Быть принцессой. Повседневная жизнь при русском дворе - Елена Первушина
Шрифт:
Интервал:
Прежде чем я перейду к событиям после нашего возвращения, я должна еще упомянуть о посещении Папа короля Вюртембергского в замке последнего Фридрихсхафен. Там были королева, еще очень красивая женщина, три дочери, причем младшая, Екатерина, прелестная и очень женственная. Кронпринцу Карлу (впоследствии моему мужу) было пятнадцать лет. Это был симпатичный мальчик с интересным, но грустным лицом. Его отец, отличавшийся трудным характером, относился к нему деспотически. Кроме них, был еще там герцог Вильгельм Вюртембергский, тощий и длинный, настоящий Дон Кихот. Все были довольно молчаливы, не было уюта и чувства симпатии друг к другу. И Карл не сохранил приятных воспоминаний об этой встрече. Папа был рад поскорее уехать оттуда.
Но вернемся опять к Максу и Мэри. Она была влюблена и чувствовала себя на верху блаженства. 6 декабря в Петербурге, в церкви Эрмитажа, была торжественно объявлена помолвка. Мэри в русском парадном платье была очень хороша: белый тюль, затканный серебром и осыпанный розами, обволакивал ее. Мама сама придумала ее наряд. Он был так прекрасен, что с тех пор стало традицией надевать его во всех парадных случаях.

====================

> Задание 1:
Сколько лет было кронпринцу Карлу, когда Папа посетил замок Фридрихсхафен, по словам автора отрывка о жизни при русском дворе?
> Задание 2:
Подхватите отрывок о жизни при русском дворе и продолжите повествование сразу после его последнего предложения.

====================

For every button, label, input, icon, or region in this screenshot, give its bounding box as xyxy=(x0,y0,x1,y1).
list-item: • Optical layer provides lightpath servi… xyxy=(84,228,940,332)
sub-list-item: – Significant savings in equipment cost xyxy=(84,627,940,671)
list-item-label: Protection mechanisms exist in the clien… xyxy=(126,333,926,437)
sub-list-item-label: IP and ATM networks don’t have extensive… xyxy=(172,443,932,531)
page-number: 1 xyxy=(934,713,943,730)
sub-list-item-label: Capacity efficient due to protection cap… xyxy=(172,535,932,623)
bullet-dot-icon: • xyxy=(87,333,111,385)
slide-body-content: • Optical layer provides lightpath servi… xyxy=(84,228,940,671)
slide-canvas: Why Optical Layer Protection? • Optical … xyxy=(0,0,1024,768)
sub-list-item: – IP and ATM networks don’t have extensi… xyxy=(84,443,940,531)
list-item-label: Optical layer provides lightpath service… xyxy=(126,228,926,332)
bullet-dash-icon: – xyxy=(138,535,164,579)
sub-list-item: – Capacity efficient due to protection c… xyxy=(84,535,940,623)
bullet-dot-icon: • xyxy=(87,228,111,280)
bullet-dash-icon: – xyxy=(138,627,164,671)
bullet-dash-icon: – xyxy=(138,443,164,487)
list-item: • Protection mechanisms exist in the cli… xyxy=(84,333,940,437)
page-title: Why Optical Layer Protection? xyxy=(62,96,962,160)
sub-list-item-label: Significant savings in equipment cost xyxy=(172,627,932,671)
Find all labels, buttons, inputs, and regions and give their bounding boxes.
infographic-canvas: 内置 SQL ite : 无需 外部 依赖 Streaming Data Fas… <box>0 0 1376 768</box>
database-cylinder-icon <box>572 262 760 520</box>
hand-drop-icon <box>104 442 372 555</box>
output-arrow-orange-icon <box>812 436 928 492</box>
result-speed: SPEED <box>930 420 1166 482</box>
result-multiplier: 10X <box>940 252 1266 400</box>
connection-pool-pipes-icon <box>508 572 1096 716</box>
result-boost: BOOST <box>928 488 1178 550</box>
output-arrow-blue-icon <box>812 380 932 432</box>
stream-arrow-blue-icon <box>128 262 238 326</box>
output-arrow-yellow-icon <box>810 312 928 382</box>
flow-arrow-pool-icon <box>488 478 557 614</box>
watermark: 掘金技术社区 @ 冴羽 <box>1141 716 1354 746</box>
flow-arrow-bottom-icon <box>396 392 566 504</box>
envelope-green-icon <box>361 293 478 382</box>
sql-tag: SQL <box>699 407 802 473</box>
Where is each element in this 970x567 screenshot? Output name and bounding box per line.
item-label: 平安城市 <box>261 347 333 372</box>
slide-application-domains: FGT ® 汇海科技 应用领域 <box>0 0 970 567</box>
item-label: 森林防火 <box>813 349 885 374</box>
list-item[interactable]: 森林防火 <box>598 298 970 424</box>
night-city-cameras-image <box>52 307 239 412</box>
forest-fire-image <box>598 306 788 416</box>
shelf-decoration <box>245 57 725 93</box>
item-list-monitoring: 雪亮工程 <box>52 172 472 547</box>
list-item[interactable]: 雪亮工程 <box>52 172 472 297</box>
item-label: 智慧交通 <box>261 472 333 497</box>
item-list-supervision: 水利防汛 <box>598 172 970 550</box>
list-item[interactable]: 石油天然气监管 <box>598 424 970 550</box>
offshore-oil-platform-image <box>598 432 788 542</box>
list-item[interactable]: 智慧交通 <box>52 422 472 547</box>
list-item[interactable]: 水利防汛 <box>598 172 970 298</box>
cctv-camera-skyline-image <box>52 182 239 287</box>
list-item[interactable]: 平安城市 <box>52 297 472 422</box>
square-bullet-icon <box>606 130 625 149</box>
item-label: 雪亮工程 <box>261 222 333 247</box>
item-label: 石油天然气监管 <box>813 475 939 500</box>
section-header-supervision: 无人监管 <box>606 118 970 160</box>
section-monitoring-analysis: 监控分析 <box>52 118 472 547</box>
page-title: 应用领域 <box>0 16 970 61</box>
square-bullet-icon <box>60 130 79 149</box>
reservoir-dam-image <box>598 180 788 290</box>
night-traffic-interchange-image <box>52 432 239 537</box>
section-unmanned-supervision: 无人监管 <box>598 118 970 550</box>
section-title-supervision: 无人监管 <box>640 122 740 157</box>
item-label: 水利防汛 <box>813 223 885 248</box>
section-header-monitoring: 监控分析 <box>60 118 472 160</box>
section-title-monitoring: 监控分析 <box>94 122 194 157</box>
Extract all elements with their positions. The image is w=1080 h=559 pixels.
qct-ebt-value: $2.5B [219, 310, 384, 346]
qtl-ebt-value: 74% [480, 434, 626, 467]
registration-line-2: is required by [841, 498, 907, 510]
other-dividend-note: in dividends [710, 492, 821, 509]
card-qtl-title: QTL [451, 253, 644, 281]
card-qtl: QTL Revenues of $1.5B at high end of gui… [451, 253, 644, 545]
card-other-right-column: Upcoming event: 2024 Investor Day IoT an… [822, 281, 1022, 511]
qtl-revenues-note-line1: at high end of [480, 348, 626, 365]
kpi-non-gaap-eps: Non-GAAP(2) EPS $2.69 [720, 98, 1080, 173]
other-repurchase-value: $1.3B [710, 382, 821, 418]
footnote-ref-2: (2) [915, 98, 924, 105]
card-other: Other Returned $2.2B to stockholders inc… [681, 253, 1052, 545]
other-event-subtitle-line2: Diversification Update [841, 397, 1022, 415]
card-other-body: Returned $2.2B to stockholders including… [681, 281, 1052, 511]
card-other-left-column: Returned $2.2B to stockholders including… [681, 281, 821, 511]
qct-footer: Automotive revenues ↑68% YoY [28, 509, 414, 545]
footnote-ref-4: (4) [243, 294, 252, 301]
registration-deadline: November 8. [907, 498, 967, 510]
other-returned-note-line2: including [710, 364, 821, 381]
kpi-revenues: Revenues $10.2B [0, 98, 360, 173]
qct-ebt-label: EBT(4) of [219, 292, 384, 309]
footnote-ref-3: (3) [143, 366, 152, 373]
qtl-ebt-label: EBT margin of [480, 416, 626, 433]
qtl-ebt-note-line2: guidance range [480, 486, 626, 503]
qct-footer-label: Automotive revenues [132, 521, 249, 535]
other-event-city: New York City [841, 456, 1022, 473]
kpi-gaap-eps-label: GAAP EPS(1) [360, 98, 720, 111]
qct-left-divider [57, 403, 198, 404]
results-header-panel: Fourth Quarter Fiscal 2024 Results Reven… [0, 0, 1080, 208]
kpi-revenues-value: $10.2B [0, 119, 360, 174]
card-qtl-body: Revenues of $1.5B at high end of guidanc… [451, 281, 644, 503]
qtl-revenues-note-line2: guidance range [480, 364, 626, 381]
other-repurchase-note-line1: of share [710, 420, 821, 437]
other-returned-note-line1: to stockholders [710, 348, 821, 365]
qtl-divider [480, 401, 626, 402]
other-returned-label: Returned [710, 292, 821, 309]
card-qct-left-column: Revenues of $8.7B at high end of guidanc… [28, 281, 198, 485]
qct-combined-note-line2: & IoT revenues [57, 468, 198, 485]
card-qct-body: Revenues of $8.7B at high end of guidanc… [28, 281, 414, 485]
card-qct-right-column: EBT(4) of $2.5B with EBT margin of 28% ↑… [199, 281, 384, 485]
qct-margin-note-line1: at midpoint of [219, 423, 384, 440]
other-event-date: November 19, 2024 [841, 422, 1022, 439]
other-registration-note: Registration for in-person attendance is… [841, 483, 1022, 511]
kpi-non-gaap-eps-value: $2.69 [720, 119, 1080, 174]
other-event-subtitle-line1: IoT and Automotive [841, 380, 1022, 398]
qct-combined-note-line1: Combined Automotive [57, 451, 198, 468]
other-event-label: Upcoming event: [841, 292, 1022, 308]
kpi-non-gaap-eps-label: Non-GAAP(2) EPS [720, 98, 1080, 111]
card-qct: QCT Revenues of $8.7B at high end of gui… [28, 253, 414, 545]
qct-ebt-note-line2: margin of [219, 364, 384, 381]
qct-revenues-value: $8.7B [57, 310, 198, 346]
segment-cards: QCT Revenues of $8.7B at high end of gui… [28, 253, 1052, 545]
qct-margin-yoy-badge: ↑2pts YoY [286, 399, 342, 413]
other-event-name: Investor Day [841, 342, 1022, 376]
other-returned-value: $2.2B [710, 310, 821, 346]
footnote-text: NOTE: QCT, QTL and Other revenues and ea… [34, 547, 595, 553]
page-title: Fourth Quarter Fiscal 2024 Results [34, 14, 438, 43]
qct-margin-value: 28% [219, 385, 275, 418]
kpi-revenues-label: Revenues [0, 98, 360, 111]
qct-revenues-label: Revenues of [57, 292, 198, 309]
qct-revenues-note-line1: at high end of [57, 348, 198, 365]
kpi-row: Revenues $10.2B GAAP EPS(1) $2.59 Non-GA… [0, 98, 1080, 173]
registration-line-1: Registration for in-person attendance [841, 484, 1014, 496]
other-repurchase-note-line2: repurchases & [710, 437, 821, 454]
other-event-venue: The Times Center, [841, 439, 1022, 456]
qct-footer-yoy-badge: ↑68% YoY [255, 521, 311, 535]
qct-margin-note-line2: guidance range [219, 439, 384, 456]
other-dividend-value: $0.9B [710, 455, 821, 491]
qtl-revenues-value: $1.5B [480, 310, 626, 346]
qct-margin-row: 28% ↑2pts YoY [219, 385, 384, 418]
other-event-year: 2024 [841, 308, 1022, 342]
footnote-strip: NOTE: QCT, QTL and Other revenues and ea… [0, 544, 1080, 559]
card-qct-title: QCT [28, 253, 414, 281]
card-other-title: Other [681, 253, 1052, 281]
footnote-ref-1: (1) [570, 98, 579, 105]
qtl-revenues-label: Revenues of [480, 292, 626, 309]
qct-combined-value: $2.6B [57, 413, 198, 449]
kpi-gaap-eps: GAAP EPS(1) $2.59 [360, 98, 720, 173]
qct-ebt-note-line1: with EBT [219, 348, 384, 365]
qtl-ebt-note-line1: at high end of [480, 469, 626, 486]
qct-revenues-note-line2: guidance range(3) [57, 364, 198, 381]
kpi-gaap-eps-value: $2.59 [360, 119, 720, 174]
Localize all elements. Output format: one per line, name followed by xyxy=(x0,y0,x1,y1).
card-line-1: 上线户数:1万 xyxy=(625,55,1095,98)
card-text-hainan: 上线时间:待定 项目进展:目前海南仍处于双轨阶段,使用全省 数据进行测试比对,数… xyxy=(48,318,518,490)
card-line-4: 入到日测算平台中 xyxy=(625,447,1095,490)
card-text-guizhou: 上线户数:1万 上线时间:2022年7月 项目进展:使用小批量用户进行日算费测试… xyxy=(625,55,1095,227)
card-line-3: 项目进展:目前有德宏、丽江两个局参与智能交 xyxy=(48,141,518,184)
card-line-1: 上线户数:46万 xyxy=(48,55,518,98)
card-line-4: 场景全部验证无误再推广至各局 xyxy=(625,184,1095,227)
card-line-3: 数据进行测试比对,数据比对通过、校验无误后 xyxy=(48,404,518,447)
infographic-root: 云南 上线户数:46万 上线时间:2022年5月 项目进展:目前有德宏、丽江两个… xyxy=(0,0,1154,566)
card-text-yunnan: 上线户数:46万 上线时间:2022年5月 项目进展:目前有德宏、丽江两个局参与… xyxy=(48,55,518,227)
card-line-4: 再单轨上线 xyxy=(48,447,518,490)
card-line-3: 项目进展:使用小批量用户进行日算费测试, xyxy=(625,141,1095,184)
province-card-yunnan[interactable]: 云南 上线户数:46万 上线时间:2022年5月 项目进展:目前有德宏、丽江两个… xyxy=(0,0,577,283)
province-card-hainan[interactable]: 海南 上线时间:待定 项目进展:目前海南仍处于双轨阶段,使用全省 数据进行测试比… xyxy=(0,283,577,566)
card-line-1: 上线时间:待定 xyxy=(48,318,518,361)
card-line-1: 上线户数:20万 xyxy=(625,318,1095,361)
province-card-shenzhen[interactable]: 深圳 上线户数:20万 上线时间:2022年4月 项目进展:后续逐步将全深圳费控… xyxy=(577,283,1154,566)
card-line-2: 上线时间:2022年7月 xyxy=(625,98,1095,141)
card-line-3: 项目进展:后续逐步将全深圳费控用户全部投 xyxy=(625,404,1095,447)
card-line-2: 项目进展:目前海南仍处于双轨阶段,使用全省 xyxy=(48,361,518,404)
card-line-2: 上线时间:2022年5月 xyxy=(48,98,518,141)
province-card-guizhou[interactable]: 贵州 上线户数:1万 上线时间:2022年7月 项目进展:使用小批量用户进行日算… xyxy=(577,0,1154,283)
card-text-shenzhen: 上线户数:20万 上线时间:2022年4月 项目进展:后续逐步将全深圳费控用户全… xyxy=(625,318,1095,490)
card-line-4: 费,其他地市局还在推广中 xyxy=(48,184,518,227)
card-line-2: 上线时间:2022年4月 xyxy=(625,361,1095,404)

====================

> Ответ 1:
Пятнадцать лет.

> Ответ 2:
Мэри и в самом деле осталась в России – не потерять ее и приобрести такого милого и хорошего зятя делало нас всех счастливыми. Все, казалось, было к лучшему. Но общественность судила иначе: внук Богарне, принц по милости Наполеона, смесь французской и немецкой крови – что за странные элементы проникали в Царскую Семью! И Саша не видел тоже ничего хорошего в этом и писал о своих сомнениях из Италии, где он должен был оставаться еще некоторое время. Даже одна из теток разделяла его заботу о том, что великая княжна, остававшаяся со своим мужем в России, может только повредить благодаря своему влиянию на то или иное. Бедный Макс! Он отдал сердце и душу совершенно чистосердечно, безо всякой мысли о том, что за заботы может вызвать этот его шаг. Он был красивым мальчиком, хорошим танцором и любезным кавалером, живой и веселый. Вначале гарнизонная жизнь причиняла ему некоторые трудности, так же как и более строгие правила жизни в Петербурге; у него дома царило гораздо больше свободы в общении людей из различных классов. Принц Лейхтенбергский интересовался искусством и понимал его, и Папа назначил его председателем Академии художеств. Он интересовался также ботаникой и имел значительные познания в области минералогии. Это позволило ему общаться со знатоками и профессорами, сделало его популярным. Он учредил научное общество, чтобы предоставить новейшие открытия в области естествознания в помощь промышленности. Гальванопластическая фабрика Шопена была основана на средства, которые предоставил Макс. Вызвало немало удивления, когда общество узнало, что он был учредителем промышленного предприятия и его акционером. Его прекрасные начинания были превратно истолкованы людьми совершенно недостойными. Это было его первым разочарованием до того, как из-за своего плохого здоровья он должен был надолго уехать от нас. Но не буду начинать седлать коня с хвоста: до свадьбы оставалось еще шесть месяцев.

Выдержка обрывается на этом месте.